__REQUIREMENTS__. Arrange the part of the material below that opens with the line containing "Patent image size: (969, 808)." and closes with the line containing "The dense area Y is at (719, 186)." as a Markdown table with the columns Row and Line, one numbered row per line. Leave out blank lines and include nothing outside that part.
⟨
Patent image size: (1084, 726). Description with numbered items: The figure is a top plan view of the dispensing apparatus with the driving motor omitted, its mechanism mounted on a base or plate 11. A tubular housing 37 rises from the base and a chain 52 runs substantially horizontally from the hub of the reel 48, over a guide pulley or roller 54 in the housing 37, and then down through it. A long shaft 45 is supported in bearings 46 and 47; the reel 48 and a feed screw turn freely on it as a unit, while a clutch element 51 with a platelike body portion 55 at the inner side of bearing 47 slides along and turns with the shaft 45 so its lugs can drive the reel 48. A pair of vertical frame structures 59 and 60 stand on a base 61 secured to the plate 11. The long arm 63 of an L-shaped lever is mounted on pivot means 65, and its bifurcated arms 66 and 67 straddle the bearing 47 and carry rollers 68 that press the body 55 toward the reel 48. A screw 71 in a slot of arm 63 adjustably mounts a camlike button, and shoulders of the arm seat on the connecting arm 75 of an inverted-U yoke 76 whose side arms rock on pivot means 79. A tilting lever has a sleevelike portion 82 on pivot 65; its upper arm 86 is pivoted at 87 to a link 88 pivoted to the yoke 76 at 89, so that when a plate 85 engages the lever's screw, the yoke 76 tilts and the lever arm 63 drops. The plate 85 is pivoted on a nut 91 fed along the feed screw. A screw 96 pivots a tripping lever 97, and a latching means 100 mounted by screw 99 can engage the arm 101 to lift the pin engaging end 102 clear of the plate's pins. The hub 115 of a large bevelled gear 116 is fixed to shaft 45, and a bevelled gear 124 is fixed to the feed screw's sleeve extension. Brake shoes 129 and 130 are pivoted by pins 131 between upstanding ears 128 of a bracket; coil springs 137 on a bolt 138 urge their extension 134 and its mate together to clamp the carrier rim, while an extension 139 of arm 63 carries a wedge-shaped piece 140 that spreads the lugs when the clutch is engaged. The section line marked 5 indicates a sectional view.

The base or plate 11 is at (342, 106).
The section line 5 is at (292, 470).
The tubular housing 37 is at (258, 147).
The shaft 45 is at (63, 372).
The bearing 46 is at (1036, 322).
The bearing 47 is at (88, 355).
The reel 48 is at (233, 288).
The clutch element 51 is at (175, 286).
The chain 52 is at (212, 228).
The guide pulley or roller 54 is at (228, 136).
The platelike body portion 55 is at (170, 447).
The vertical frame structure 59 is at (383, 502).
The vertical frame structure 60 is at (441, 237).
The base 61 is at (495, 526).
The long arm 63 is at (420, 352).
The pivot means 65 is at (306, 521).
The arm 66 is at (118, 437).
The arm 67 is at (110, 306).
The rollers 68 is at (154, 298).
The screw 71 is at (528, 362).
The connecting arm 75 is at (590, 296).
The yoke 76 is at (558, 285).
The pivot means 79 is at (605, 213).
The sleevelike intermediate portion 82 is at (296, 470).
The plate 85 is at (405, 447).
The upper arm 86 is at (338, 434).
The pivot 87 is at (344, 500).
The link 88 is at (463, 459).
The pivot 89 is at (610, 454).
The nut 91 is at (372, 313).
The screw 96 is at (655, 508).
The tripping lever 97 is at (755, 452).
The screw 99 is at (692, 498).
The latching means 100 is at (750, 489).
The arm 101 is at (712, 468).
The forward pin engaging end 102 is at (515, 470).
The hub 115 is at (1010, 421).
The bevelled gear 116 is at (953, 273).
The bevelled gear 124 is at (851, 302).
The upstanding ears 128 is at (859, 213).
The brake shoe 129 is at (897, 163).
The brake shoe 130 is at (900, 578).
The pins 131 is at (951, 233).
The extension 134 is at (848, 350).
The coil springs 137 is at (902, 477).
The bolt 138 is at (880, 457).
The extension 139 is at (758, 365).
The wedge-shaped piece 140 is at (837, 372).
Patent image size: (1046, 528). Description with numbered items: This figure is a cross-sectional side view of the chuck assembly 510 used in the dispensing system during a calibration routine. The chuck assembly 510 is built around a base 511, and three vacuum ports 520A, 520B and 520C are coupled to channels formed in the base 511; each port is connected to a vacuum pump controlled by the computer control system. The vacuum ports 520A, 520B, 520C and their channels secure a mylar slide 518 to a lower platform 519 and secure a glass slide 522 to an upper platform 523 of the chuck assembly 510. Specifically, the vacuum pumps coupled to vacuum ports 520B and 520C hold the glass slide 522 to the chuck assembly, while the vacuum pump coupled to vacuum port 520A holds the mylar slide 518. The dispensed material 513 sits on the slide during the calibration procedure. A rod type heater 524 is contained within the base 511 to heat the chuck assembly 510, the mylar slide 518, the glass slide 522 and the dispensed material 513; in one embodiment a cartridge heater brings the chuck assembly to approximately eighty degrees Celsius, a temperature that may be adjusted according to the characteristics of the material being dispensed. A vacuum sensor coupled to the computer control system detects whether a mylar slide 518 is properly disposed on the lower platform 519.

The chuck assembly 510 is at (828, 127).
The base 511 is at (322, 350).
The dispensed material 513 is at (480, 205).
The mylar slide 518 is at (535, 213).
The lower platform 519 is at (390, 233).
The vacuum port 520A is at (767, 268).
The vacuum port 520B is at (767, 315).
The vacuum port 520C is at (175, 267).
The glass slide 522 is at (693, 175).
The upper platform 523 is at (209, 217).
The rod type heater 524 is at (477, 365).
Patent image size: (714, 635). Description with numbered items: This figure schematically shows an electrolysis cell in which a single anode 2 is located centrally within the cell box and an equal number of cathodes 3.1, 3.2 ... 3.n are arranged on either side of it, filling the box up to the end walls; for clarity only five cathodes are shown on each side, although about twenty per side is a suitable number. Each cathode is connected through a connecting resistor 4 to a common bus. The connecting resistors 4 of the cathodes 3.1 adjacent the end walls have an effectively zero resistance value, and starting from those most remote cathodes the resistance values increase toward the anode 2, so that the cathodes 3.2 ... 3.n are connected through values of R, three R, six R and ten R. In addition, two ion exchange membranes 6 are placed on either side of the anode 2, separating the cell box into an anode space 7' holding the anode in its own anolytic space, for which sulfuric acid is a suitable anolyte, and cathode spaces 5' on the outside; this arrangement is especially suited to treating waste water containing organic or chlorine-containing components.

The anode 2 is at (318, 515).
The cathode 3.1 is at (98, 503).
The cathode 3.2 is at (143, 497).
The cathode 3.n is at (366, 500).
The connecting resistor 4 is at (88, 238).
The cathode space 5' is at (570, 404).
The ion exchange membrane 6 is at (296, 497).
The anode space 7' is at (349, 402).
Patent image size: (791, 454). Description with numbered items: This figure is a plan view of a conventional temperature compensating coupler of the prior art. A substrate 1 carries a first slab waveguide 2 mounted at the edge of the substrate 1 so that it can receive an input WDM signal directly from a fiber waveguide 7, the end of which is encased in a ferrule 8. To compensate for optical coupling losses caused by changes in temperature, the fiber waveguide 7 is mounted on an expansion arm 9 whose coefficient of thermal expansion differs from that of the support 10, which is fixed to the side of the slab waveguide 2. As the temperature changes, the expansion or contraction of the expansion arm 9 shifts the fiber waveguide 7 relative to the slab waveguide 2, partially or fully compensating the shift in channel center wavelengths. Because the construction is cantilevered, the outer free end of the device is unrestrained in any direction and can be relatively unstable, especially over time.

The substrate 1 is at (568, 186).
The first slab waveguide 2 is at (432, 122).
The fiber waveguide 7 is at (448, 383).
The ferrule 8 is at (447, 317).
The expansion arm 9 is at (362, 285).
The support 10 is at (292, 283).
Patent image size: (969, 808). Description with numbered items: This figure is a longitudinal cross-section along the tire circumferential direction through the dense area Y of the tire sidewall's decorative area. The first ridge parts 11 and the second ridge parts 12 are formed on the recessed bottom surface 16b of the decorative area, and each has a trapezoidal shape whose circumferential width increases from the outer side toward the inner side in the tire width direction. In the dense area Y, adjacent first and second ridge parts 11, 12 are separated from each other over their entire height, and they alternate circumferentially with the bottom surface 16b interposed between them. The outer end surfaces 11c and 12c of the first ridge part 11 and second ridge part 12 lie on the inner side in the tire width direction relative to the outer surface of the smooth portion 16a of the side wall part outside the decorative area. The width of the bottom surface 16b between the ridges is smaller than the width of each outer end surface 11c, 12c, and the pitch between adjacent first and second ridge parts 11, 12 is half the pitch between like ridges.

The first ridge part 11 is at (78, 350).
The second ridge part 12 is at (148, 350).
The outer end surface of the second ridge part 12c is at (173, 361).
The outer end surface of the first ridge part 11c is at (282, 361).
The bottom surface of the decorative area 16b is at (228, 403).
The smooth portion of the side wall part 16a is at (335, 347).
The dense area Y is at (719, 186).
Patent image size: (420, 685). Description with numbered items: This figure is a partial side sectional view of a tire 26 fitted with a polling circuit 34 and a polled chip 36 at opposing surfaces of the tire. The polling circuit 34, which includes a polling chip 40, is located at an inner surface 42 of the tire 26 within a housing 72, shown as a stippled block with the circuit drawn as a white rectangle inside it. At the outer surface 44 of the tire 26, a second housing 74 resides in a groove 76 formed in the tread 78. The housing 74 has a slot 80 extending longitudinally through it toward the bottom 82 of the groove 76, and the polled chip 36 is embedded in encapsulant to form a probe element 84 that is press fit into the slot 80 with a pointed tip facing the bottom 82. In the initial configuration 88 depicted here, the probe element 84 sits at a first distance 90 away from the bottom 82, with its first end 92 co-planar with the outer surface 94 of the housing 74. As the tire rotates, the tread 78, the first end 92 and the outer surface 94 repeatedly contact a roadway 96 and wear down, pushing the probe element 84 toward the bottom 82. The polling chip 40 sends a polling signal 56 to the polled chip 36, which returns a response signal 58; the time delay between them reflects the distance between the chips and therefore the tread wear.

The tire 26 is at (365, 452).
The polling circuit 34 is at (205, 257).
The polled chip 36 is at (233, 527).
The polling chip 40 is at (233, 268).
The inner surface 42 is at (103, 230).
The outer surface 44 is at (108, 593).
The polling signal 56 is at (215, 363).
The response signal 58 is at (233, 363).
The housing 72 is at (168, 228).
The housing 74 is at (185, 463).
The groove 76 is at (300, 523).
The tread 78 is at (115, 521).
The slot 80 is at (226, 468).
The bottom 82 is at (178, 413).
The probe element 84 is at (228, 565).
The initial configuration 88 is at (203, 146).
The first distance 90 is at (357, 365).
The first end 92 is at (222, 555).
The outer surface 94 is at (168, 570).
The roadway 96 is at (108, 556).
⟩
__EXERCISE OUTPUT__.
| Row | Line |
|---|---|
| 1 | Patent image size: (969, 808). Description with numbered items: This figure is a longitudinal cross-section along the tire circumferential direction through the dense area Y of the tire sidewall's decorative area. The first ridge parts 11 and the second ridge parts 12 are formed on the recessed bottom surface 16b of the decorative area, and each has a trapezoidal shape whose circumferential width increases from the outer side toward the inner side in the tire width direction. In the dense area Y, adjacent first and second ridge parts 11, 12 are separated from each other over their entire height, and they alternate circumferentially with the bottom surface 16b interposed between them. The outer end surfaces 11c and 12c of the first ridge part 11 and second ridge part 12 lie on the inner side in the tire width direction relative to the outer surface of the smooth portion 16a of the side wall part outside the decorative area. The width of the bottom surface 16b between the ridges is smaller than the width of each outer end surface 11c, 12c, and the pitch between adjacent first and second ridge parts 11, 12 is half the pitch between like ridges. |
| 2 | The first ridge part 11 is at (78, 350). |
| 3 | The second ridge part 12 is at (148, 350). |
| 4 | The outer end surface of the second ridge part 12c is at (173, 361). |
| 5 | The outer end surface of the first ridge part 11c is at (282, 361). |
| 6 | The bottom surface of the decorative area 16b is at (228, 403). |
| 7 | The smooth portion of the side wall part 16a is at (335, 347). |
| 8 | The dense area Y is at (719, 186). |